→ **给定原文**
▼
可以看到,对于消费者来说,拉取的处理都是委托给Fetcher组件来处理,这里的拉取其实挺讲究的,首先先调用了pollForFetches方法先去处理上一次的拉取结果,如果有的话

    private Map<TopicPartition, List<ConsumerRecord<K, V>>> pollForFetches(Timer timer) {
        //计算阻塞时长
        long pollTimeout = Math.min(coordinator.timeToNextPoll(timer.currentTimeMs()), timer.remainingMs());

        // if data is available already, return it immediately
        //拉取消息,如果上次还没有处理完也会先在这里返回
        final Map<TopicPartition, List<ConsumerRecord<K, V>>> records = fetcher.fetchedRecords();
        if (!records.isEmpty()) {//如果拉取到消息,那么立即返回
            return records;
        }

        // send any new fetches (won't resend pending fetches)
▲
→ **要做的事**
[1] 把原文里以“可以看到,对于消费者来说”开头的那段话改写得短一些,主要内容不能丢。
[2] 从原文中原样摘出从“private Map<TopicPartition, List<ConsumerRecord<K, V>>>”到“resend pending fetches)”的部分。
后面的材料用不到。

版面标注记录
▼
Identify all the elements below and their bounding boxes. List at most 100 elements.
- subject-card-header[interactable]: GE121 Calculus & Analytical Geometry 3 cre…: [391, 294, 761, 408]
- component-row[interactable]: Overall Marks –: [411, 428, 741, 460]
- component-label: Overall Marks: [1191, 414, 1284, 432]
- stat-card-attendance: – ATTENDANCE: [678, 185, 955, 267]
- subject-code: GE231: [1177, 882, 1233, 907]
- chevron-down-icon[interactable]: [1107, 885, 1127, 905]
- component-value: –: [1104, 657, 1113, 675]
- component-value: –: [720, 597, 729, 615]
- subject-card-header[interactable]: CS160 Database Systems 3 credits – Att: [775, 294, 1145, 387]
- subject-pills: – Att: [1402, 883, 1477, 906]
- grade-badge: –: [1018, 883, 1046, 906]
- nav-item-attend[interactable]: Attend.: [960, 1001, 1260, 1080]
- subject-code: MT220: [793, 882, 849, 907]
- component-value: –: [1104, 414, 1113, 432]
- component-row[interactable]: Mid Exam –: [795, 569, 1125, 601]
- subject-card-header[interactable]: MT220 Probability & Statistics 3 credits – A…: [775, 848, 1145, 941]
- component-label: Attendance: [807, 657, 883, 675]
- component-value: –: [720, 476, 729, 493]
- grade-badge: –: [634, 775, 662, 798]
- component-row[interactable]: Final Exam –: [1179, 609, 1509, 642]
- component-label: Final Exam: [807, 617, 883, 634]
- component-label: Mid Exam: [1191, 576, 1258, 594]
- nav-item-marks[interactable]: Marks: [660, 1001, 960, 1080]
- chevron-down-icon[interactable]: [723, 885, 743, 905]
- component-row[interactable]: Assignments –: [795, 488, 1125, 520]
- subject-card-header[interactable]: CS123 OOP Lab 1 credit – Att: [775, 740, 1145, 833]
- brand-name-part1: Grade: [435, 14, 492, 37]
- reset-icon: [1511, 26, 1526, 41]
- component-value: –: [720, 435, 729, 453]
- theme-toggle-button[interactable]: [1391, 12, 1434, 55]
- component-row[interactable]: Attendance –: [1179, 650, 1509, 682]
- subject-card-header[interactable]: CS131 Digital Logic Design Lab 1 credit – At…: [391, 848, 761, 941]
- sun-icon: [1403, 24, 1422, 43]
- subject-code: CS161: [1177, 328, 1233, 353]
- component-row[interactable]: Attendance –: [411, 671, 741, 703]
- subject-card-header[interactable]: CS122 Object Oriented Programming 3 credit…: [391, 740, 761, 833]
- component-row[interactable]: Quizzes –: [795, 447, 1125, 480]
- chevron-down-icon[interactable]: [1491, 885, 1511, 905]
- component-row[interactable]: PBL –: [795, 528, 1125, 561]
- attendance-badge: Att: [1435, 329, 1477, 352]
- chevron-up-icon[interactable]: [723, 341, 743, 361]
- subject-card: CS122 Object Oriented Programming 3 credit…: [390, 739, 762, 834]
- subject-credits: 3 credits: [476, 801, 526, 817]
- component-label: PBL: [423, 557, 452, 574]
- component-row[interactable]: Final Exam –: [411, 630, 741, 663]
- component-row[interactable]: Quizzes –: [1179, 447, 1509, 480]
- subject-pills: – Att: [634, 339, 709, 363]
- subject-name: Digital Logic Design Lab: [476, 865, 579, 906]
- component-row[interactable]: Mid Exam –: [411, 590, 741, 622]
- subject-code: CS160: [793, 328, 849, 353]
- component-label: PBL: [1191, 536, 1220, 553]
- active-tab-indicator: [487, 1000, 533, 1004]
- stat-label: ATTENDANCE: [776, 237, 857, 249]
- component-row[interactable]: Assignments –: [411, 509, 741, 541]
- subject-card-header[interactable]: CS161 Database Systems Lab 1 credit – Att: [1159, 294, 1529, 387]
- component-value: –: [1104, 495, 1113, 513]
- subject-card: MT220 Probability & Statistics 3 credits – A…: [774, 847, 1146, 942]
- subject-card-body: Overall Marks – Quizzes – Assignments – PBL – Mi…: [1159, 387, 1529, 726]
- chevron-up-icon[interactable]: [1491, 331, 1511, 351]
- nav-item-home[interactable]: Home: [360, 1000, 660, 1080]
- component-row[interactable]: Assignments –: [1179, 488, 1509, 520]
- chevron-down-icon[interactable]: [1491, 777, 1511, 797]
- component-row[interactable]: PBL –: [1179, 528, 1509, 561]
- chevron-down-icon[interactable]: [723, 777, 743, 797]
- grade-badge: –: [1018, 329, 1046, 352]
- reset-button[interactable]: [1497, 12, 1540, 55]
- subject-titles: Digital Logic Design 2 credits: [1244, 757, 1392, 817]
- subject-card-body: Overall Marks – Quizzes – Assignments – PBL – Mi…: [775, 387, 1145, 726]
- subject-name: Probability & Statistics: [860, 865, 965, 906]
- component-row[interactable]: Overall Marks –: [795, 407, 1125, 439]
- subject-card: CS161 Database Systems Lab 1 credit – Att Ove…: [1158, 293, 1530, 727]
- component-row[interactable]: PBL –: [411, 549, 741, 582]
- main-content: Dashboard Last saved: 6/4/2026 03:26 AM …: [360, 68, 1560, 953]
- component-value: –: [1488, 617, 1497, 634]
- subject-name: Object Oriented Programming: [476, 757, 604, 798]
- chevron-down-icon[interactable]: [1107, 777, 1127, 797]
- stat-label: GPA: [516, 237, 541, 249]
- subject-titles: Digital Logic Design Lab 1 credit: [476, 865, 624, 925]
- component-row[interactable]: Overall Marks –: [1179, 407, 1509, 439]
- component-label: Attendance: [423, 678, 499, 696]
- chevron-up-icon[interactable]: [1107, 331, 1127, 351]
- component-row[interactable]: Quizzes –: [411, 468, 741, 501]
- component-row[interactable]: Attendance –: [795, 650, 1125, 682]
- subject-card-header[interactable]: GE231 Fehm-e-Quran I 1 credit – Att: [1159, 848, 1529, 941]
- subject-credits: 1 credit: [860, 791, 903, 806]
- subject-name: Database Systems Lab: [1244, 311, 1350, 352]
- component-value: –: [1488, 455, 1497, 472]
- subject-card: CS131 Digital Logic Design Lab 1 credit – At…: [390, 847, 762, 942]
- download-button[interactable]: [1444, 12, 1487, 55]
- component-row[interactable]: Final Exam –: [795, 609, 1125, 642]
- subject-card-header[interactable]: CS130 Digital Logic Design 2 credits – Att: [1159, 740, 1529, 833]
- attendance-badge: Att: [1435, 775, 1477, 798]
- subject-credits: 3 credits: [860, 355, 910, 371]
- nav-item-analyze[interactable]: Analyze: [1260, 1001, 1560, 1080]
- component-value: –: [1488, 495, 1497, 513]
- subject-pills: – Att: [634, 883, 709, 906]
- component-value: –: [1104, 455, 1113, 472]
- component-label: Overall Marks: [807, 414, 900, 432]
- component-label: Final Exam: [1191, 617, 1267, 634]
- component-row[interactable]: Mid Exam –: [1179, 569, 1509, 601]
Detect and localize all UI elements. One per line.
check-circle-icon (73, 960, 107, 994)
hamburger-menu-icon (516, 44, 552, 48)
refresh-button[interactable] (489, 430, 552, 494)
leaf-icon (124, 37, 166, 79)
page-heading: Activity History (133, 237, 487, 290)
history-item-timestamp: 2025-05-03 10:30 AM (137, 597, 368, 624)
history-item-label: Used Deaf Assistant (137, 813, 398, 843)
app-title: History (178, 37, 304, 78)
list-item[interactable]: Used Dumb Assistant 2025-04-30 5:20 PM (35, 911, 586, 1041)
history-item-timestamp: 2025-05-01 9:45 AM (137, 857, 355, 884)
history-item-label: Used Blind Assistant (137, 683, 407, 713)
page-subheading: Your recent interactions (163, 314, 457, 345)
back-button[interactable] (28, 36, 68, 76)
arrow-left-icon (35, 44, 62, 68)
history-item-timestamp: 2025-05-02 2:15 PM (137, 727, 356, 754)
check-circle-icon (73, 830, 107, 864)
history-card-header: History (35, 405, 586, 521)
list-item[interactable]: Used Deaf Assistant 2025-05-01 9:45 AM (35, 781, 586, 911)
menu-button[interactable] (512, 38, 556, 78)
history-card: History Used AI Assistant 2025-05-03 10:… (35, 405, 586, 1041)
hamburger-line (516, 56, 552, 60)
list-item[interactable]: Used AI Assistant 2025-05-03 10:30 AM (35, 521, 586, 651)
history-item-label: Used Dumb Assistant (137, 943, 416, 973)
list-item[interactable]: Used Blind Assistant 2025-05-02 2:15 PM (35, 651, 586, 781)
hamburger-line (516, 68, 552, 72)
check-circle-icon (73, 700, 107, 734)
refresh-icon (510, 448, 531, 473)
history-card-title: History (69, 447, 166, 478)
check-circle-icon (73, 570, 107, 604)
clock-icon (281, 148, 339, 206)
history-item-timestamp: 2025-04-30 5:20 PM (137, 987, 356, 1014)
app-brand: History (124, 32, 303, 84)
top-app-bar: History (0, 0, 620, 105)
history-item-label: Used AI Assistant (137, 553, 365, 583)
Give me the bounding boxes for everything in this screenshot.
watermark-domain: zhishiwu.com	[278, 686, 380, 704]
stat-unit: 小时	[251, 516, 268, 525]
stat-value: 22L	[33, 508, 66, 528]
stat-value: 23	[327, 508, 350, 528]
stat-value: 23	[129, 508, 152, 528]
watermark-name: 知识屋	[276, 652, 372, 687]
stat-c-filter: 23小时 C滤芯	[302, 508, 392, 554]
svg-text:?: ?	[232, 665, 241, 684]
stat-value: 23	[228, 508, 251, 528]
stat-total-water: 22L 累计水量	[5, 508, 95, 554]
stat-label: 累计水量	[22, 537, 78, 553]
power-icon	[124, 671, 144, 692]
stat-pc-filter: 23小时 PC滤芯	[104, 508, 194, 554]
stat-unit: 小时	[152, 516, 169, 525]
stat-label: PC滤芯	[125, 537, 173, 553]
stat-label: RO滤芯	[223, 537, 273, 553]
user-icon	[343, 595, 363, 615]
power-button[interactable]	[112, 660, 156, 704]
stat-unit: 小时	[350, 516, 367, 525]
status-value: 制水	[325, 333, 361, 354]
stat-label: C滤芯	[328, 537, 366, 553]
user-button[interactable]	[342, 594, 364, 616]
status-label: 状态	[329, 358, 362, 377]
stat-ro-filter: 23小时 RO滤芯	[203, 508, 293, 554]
▲
→ **各题答案**
[1] 消费者把拉取工作交给Fetcher组件，而且拉取的做法很讲究。它先调用pollForFetches方法，处理上一次的拉取结果(如果有的话)。

[2]
private Map<TopicPartition, List<ConsumerRecord<K, V>>> pollForFetches(Timer timer) {
        //计算阻塞时长
        long pollTimeout = Math.min(coordinator.timeToNextPoll(timer.currentTimeMs()), timer.remainingMs());

        // if data is available already, return it immediately
        //拉取消息,如果上次还没有处理完也会先在这里返回
        final Map<TopicPartition, List<ConsumerRecord<K, V>>> records = fetcher.fetchedRecords();
        if (!records.isEmpty()) {//如果拉取到消息,那么立即返回
            return records;
        }

        // send any new fetches (won't resend pending fetches)